# Data excerpts

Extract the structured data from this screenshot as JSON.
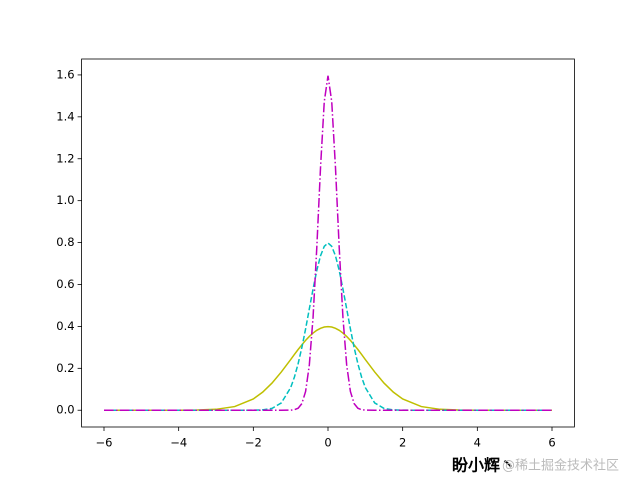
{
  "chart_data": {
    "type": "line",
    "x": [
      -6,
      -5,
      -4,
      -3.5,
      -3,
      -2.5,
      -2,
      -1.75,
      -1.5,
      -1.25,
      -1,
      -0.9,
      -0.8,
      -0.7,
      -0.6,
      -0.5,
      -0.4,
      -0.3,
      -0.2,
      -0.1,
      0,
      0.1,
      0.2,
      0.3,
      0.4,
      0.5,
      0.6,
      0.7,
      0.8,
      0.9,
      1,
      1.25,
      1.5,
      1.75,
      2,
      2.5,
      3,
      3.5,
      4,
      5,
      6
    ],
    "series": [
      {
        "color": "#bfbf00",
        "linestyle": "solid",
        "values": [
          0,
          0,
          0.0001,
          0.0009,
          0.0044,
          0.0175,
          0.054,
          0.0863,
          0.1295,
          0.1826,
          0.242,
          0.2661,
          0.2897,
          0.3123,
          0.3332,
          0.3521,
          0.3683,
          0.3814,
          0.391,
          0.397,
          0.399,
          0.397,
          0.391,
          0.3814,
          0.3683,
          0.3521,
          0.3332,
          0.3123,
          0.2897,
          0.2661,
          0.242,
          0.1826,
          0.1295,
          0.0863,
          0.054,
          0.0175,
          0.0044,
          0.0009,
          0.0001,
          0,
          0
        ]
      },
      {
        "color": "#00bfbf",
        "linestyle": "dashed",
        "values": [
          0,
          0,
          0,
          0,
          0,
          0,
          0.0003,
          0.0017,
          0.0089,
          0.035,
          0.108,
          0.158,
          0.222,
          0.2995,
          0.388,
          0.484,
          0.579,
          0.667,
          0.737,
          0.782,
          0.798,
          0.782,
          0.737,
          0.667,
          0.579,
          0.484,
          0.388,
          0.2995,
          0.222,
          0.158,
          0.108,
          0.035,
          0.0089,
          0.0017,
          0.0003,
          0,
          0,
          0,
          0,
          0,
          0
        ]
      },
      {
        "color": "#bf00bf",
        "linestyle": "dashdot",
        "values": [
          0,
          0,
          0,
          0,
          0,
          0,
          0,
          0,
          0,
          0,
          0.0005,
          0.0024,
          0.0095,
          0.0317,
          0.0896,
          0.216,
          0.444,
          0.777,
          1.159,
          1.473,
          1.596,
          1.473,
          1.159,
          0.777,
          0.444,
          0.216,
          0.0896,
          0.0317,
          0.0095,
          0.0024,
          0.0005,
          0,
          0,
          0,
          0,
          0,
          0,
          0,
          0,
          0,
          0
        ]
      }
    ],
    "xlim": [
      -6.6,
      6.6
    ],
    "ylim": [
      -0.08,
      1.676
    ],
    "xticks": [
      {
        "value": -6,
        "label": "−6"
      },
      {
        "value": -4,
        "label": "−4"
      },
      {
        "value": -2,
        "label": "−2"
      },
      0,
      2,
      4,
      6
    ],
    "yticks": [
      {
        "value": 0,
        "label": "0.0"
      },
      0.2,
      0.4,
      0.6,
      0.8,
      {
        "value": 1,
        "label": "1.0"
      },
      1.2,
      1.4,
      1.6
    ],
    "watermark": [
      "盼小辉丶",
      "@稀土掘金技术社区"
    ]
  }
}
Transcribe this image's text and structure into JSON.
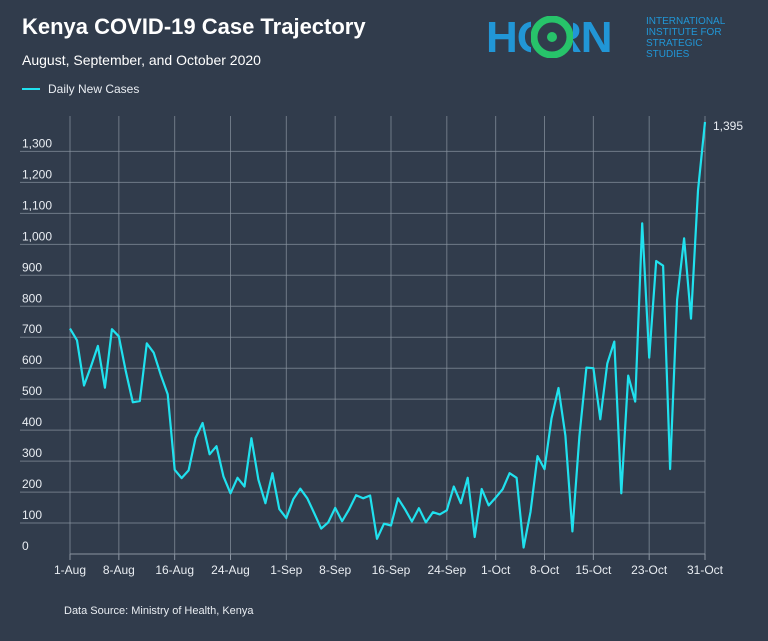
{
  "header": {
    "title": "Kenya COVID-19 Case Trajectory",
    "subtitle": "August, September, and October 2020"
  },
  "logo": {
    "main": "HORN",
    "sub": [
      "INTERNATIONAL",
      "INSTITUTE FOR",
      "STRATEGIC",
      "STUDIES"
    ],
    "color": "#2196d6",
    "accent": "#27c36a"
  },
  "footer": {
    "source": "Data Source: Ministry of Health, Kenya"
  },
  "colors": {
    "background": "#313c4c",
    "line": "#20e1ee",
    "grid": "#8a94a1"
  },
  "chart_data": {
    "type": "line",
    "title": "Kenya COVID-19 Case Trajectory",
    "subtitle": "August, September, and October 2020",
    "legend": "top-left",
    "grid": true,
    "ylim": [
      0,
      1395
    ],
    "yticks": [
      0,
      100,
      200,
      300,
      400,
      500,
      600,
      700,
      800,
      900,
      1000,
      1100,
      1200,
      1300
    ],
    "ytick_labels": [
      "0",
      "100",
      "200",
      "300",
      "400",
      "500",
      "600",
      "700",
      "800",
      "900",
      "1,000",
      "1,100",
      "1,200",
      "1,300"
    ],
    "xtick_labels": [
      "1-Aug",
      "8-Aug",
      "16-Aug",
      "24-Aug",
      "1-Sep",
      "8-Sep",
      "16-Sep",
      "24-Sep",
      "1-Oct",
      "8-Oct",
      "15-Oct",
      "23-Oct",
      "31-Oct"
    ],
    "xtick_index": [
      0,
      7,
      15,
      23,
      31,
      38,
      46,
      54,
      61,
      68,
      75,
      83,
      91
    ],
    "end_label": "1,395",
    "series": [
      {
        "name": "Daily New Cases",
        "values": [
          728,
          690,
          544,
          605,
          672,
          537,
          726,
          703,
          590,
          490,
          494,
          680,
          650,
          579,
          516,
          272,
          245,
          270,
          375,
          423,
          322,
          348,
          250,
          196,
          246,
          218,
          374,
          240,
          164,
          261,
          145,
          116,
          177,
          211,
          180,
          132,
          82,
          102,
          149,
          106,
          144,
          190,
          180,
          189,
          49,
          98,
          92,
          180,
          145,
          105,
          148,
          102,
          135,
          128,
          141,
          218,
          164,
          246,
          55,
          210,
          157,
          182,
          209,
          261,
          246,
          21,
          136,
          316,
          274,
          438,
          536,
          382,
          73,
          380,
          602,
          600,
          435,
          615,
          686,
          196,
          576,
          492,
          1068,
          634,
          946,
          931,
          274,
          821,
          1019,
          760,
          1174,
          1395
        ]
      }
    ]
  }
}
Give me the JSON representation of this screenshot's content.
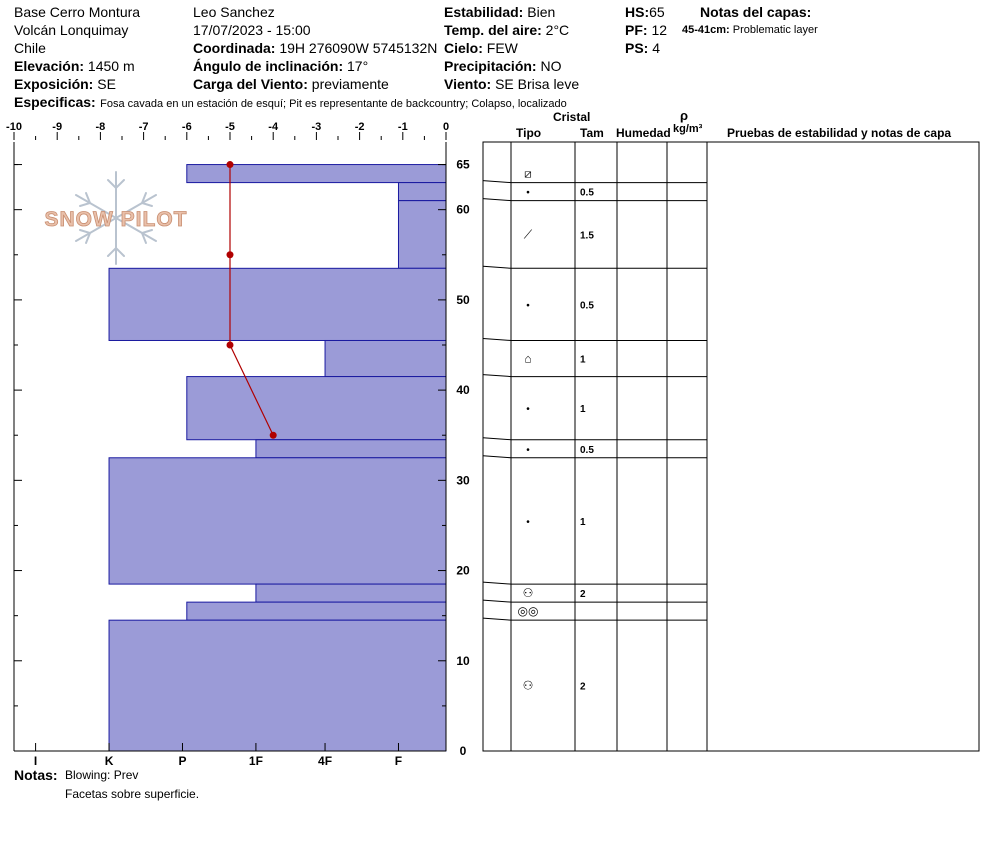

# Task to complete
None of the pictures should appear; repeat the records exactly otherwise.

# The answer
Extract the structured data from this screenshot as JSON.
{
  "chart_data": {
    "type": "line",
    "x": [
      -6,
      -5,
      -4,
      -3.5,
      -3,
      -2.5,
      -2,
      -1.75,
      -1.5,
      -1.25,
      -1,
      -0.9,
      -0.8,
      -0.7,
      -0.6,
      -0.5,
      -0.4,
      -0.3,
      -0.2,
      -0.1,
      0,
      0.1,
      0.2,
      0.3,
      0.4,
      0.5,
      0.6,
      0.7,
      0.8,
      0.9,
      1,
      1.25,
      1.5,
      1.75,
      2,
      2.5,
      3,
      3.5,
      4,
      5,
      6
    ],
    "series": [
      {
        "color": "#bfbf00",
        "linestyle": "solid",
        "values": [
          0,
          0,
          0.0001,
          0.0009,
          0.0044,
          0.0175,
          0.054,
          0.0863,
          0.1295,
          0.1826,
          0.242,
          0.2661,
          0.2897,
          0.3123,
          0.3332,
          0.3521,
          0.3683,
          0.3814,
          0.391,
          0.397,
          0.399,
          0.397,
          0.391,
          0.3814,
          0.3683,
          0.3521,
          0.3332,
          0.3123,
          0.2897,
          0.2661,
          0.242,
          0.1826,
          0.1295,
          0.0863,
          0.054,
          0.0175,
          0.0044,
          0.0009,
          0.0001,
          0,
          0
        ]
      },
      {
        "color": "#00bfbf",
        "linestyle": "dashed",
        "values": [
          0,
          0,
          0,
          0,
          0,
          0,
          0.0003,
          0.0017,
          0.0089,
          0.035,
          0.108,
          0.158,
          0.222,
          0.2995,
          0.388,
          0.484,
          0.579,
          0.667,
          0.737,
          0.782,
          0.798,
          0.782,
          0.737,
          0.667,
          0.579,
          0.484,
          0.388,
          0.2995,
          0.222,
          0.158,
          0.108,
          0.035,
          0.0089,
          0.0017,
          0.0003,
          0,
          0,
          0,
          0,
          0,
          0
        ]
      },
      {
        "color": "#bf00bf",
        "linestyle": "dashdot",
        "values": [
          0,
          0,
          0,
          0,
          0,
          0,
          0,
          0,
          0,
          0,
          0.0005,
          0.0024,
          0.0095,
          0.0317,
          0.0896,
          0.216,
          0.444,
          0.777,
          1.159,
          1.473,
          1.596,
          1.473,
          1.159,
          0.777,
          0.444,
          0.216,
          0.0896,
          0.0317,
          0.0095,
          0.0024,
          0.0005,
          0,
          0,
          0,
          0,
          0,
          0,
          0,
          0,
          0,
          0
        ]
      }
    ],
    "xlim": [
      -6.6,
      6.6
    ],
    "ylim": [
      -0.08,
      1.676
    ],
    "xticks": [
      {
        "value": -6,
        "label": "−6"
      },
      {
        "value": -4,
        "label": "−4"
      },
      {
        "value": -2,
        "label": "−2"
      },
      0,
      2,
      4,
      6
    ],
    "yticks": [
      {
        "value": 0,
        "label": "0.0"
      },
      0.2,
      0.4,
      0.6,
      0.8,
      {
        "value": 1,
        "label": "1.0"
      },
      1.2,
      1.4,
      1.6
    ],
    "watermark": [
      "盼小辉丶",
      "@稀土掘金技术社区"
    ]
  }
}
Transcribe this image's text and structure into JSON.
{
  "header": {
    "title": "Kenya COVID-19 Case Trajectory",
    "subtitle": "August, September, and October 2020"
  },
  "logo": {
    "main": "HORN",
    "sub": [
      "INTERNATIONAL",
      "INSTITUTE FOR",
      "STRATEGIC",
      "STUDIES"
    ],
    "color": "#2196d6",
    "accent": "#27c36a"
  },
  "footer": {
    "source": "Data Source: Ministry of Health, Kenya"
  },
  "colors": {
    "background": "#313c4c",
    "line": "#20e1ee",
    "grid": "#8a94a1"
  },
  "chart_data": {
    "type": "line",
    "title": "Kenya COVID-19 Case Trajectory",
    "subtitle": "August, September, and October 2020",
    "legend": "top-left",
    "grid": true,
    "ylim": [
      0,
      1395
    ],
    "yticks": [
      0,
      100,
      200,
      300,
      400,
      500,
      600,
      700,
      800,
      900,
      1000,
      1100,
      1200,
      1300
    ],
    "ytick_labels": [
      "0",
      "100",
      "200",
      "300",
      "400",
      "500",
      "600",
      "700",
      "800",
      "900",
      "1,000",
      "1,100",
      "1,200",
      "1,300"
    ],
    "xtick_labels": [
      "1-Aug",
      "8-Aug",
      "16-Aug",
      "24-Aug",
      "1-Sep",
      "8-Sep",
      "16-Sep",
      "24-Sep",
      "1-Oct",
      "8-Oct",
      "15-Oct",
      "23-Oct",
      "31-Oct"
    ],
    "xtick_index": [
      0,
      7,
      15,
      23,
      31,
      38,
      46,
      54,
      61,
      68,
      75,
      83,
      91
    ],
    "end_label": "1,395",
    "series": [
      {
        "name": "Daily New Cases",
        "values": [
          728,
          690,
          544,
          605,
          672,
          537,
          726,
          703,
          590,
          490,
          494,
          680,
          650,
          579,
          516,
          272,
          245,
          270,
          375,
          423,
          322,
          348,
          250,
          196,
          246,
          218,
          374,
          240,
          164,
          261,
          145,
          116,
          177,
          211,
          180,
          132,
          82,
          102,
          149,
          106,
          144,
          190,
          180,
          189,
          49,
          98,
          92,
          180,
          145,
          105,
          148,
          102,
          135,
          128,
          141,
          218,
          164,
          246,
          55,
          210,
          157,
          182,
          209,
          261,
          246,
          21,
          136,
          316,
          274,
          438,
          536,
          382,
          73,
          380,
          602,
          600,
          435,
          615,
          686,
          196,
          576,
          492,
          1068,
          634,
          946,
          931,
          274,
          821,
          1019,
          760,
          1174,
          1395
        ]
      }
    ]
  }
}
Give me the JSON representation of this screenshot's content.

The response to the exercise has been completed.